Restate the complete material exactly.
::::
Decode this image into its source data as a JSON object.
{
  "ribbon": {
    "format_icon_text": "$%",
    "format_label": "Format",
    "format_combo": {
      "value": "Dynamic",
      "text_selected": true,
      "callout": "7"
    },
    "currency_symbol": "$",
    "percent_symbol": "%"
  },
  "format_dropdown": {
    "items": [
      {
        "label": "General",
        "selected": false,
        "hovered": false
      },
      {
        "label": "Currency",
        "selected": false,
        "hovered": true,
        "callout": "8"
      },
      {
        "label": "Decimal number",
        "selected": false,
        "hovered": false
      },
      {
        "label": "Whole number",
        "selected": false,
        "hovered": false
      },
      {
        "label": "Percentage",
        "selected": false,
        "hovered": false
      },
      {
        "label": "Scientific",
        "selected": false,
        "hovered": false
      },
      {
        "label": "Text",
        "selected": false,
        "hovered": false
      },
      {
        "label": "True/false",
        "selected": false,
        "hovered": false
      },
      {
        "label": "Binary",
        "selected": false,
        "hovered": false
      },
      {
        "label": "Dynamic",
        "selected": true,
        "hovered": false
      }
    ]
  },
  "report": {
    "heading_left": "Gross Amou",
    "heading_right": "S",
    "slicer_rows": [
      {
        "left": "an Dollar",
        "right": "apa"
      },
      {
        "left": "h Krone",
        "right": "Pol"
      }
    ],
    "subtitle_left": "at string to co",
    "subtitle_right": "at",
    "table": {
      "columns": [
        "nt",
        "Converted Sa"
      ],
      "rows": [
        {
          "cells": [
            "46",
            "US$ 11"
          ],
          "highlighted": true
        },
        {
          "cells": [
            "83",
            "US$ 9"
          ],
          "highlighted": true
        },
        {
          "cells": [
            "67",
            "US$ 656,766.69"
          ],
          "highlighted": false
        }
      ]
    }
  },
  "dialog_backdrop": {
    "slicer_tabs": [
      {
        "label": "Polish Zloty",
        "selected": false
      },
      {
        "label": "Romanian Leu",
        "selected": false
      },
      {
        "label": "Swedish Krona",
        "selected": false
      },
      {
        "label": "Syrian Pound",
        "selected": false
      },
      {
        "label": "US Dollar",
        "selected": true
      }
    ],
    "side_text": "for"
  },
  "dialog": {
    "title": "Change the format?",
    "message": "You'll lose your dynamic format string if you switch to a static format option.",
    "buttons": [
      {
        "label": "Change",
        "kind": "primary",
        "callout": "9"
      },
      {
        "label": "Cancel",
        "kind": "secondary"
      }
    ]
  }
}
::::
> [The result]:
Decode this image into its source data as a JSON object.
{
  "ribbon": {
    "format_icon_text": "$%",
    "format_label": "Format",
    "format_combo": {
      "value": "Dynamic",
      "text_selected": true,
      "callout": "7"
    },
    "currency_symbol": "$",
    "percent_symbol": "%"
  },
  "format_dropdown": {
    "items": [
      {
        "label": "General",
        "selected": false,
        "hovered": false
      },
      {
        "label": "Currency",
        "selected": false,
        "hovered": true,
        "callout": "8"
      },
      {
        "label": "Decimal number",
        "selected": false,
        "hovered": false
      },
      {
        "label": "Whole number",
        "selected": false,
        "hovered": false
      },
      {
        "label": "Percentage",
        "selected": false,
        "hovered": false
      },
      {
        "label": "Scientific",
        "selected": false,
        "hovered": false
      },
      {
        "label": "Text",
        "selected": false,
        "hovered": false
      },
      {
        "label": "True/false",
        "selected": false,
        "hovered": false
      },
      {
        "label": "Binary",
        "selected": false,
        "hovered": false
      },
      {
        "label": "Dynamic",
        "selected": true,
        "hovered": false
      }
    ]
  },
  "report": {
    "heading_left": "Gross Amou",
    "heading_right": "S",
    "slicer_rows": [
      {
        "left": "an Dollar",
        "right": "apa"
      },
      {
        "left": "h Krone",
        "right": "Pol"
      }
    ],
    "subtitle_left": "at string to co",
    "subtitle_right": "at",
    "table": {
      "columns": [
        "nt",
        "Converted Sa"
      ],
      "rows": [
        {
          "cells": [
            "46",
            "US$ 11"
          ],
          "highlighted": true
        },
        {
          "cells": [
            "83",
            "US$ 9"
          ],
          "highlighted": true
        },
        {
          "cells": [
            "67",
            "US$ 656,766.69"
          ],
          "highlighted": false
        }
      ]
    }
  },
  "dialog_backdrop": {
    "slicer_tabs": [
      {
        "label": "Polish Zloty",
        "selected": false
      },
      {
        "label": "Romanian Leu",
        "selected": false
      },
      {
        "label": "Swedish Krona",
        "selected": false
      },
      {
        "label": "Syrian Pound",
        "selected": false
      },
      {
        "label": "US Dollar",
        "selected": true
      }
    ],
    "side_text": "for"
  },
  "dialog": {
    "title": "Change the format?",
    "message": "You'll lose your dynamic format string if you switch to a static format option.",
    "buttons": [
      {
        "label": "Change",
        "kind": "primary",
        "callout": "9"
      },
      {
        "label": "Cancel",
        "kind": "secondary"
      }
    ]
  }
}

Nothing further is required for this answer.